___ WORKING DATA
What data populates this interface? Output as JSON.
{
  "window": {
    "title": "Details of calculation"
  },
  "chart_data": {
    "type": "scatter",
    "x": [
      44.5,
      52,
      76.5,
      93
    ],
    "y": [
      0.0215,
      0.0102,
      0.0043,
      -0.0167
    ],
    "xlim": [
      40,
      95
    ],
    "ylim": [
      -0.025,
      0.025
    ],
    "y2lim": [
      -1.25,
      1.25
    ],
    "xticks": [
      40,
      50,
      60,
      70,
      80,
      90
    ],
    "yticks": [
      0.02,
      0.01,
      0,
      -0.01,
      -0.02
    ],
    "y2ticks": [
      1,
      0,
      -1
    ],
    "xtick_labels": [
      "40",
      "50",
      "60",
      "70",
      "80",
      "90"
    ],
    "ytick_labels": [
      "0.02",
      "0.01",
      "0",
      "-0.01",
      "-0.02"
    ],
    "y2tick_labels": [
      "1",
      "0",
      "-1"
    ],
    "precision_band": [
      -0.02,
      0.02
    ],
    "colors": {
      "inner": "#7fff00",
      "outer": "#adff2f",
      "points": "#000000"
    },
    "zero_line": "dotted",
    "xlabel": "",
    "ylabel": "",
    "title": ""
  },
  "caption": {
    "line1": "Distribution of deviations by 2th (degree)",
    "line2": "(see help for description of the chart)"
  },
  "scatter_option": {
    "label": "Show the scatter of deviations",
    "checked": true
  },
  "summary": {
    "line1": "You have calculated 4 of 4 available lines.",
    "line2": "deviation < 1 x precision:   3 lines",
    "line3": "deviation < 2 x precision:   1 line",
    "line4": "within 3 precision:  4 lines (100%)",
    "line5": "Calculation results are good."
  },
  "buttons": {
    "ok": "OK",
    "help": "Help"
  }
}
______
* _DIRECTIONS_
Using the entries above, return each line in which the word "lines" occurs.

* _FINAL RESULT_
    "line1": "You have calculated 4 of 4 available lines.",
    "line2": "deviation < 1 x precision:   3 lines",
    "line4": "within 3 precision:  4 lines (100%)",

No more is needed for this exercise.